[Records contained in a dataset]
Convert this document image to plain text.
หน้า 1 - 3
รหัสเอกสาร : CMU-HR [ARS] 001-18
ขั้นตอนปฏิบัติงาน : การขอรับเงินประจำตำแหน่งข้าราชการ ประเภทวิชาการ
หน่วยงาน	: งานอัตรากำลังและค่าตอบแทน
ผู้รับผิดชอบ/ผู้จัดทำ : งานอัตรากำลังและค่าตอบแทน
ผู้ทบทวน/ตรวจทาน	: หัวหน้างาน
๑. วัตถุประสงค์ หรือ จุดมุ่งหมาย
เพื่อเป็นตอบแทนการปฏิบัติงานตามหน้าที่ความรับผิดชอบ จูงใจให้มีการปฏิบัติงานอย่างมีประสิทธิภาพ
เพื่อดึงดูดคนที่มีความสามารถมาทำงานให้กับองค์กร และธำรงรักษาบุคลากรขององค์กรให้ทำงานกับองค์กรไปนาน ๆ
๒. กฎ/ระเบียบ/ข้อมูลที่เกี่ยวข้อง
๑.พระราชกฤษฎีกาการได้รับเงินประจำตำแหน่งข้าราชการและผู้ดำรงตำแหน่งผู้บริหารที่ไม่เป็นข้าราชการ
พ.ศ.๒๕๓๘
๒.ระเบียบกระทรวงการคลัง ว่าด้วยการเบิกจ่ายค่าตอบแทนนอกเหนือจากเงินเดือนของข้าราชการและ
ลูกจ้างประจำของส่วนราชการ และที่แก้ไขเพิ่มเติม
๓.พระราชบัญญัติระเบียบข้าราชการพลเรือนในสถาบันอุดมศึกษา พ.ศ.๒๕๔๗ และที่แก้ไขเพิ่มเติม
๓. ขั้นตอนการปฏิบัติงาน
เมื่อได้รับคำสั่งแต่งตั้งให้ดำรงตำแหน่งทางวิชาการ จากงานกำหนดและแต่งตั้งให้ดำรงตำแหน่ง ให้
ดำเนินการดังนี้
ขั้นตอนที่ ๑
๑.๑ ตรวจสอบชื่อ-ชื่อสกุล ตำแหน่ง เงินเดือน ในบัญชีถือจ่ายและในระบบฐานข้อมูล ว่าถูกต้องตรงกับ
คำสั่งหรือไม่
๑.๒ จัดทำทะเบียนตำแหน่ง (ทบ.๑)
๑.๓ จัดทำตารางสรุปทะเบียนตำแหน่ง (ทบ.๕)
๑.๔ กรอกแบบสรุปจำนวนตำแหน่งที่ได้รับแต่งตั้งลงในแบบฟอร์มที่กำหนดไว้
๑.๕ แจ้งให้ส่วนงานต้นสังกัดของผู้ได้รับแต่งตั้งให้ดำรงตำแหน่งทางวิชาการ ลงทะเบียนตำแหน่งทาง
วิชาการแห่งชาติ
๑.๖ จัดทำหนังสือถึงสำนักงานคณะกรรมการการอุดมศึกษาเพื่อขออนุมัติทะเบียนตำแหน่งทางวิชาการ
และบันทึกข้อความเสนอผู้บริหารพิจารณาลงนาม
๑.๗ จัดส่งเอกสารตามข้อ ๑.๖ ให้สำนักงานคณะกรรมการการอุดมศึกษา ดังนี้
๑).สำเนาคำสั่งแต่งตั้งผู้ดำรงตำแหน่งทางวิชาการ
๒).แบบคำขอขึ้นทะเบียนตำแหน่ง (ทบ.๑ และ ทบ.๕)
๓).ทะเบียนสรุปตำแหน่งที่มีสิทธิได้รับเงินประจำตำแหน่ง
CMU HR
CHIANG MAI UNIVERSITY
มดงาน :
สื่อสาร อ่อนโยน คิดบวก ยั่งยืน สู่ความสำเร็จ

GIVEN EXERCISE. Copy each line above where the string "และท" occurs.

FINISHED TASK.
ลูกจ้างประจำของส่วนราชการ และที่แก้ไขเพิ่มเติม
๓.พระราชบัญญัติระเบียบข้าราชการพลเรือนในสถาบันอุดมศึกษา พ.ศ.๒๕๔๗ และที่แก้ไขเพิ่มเติม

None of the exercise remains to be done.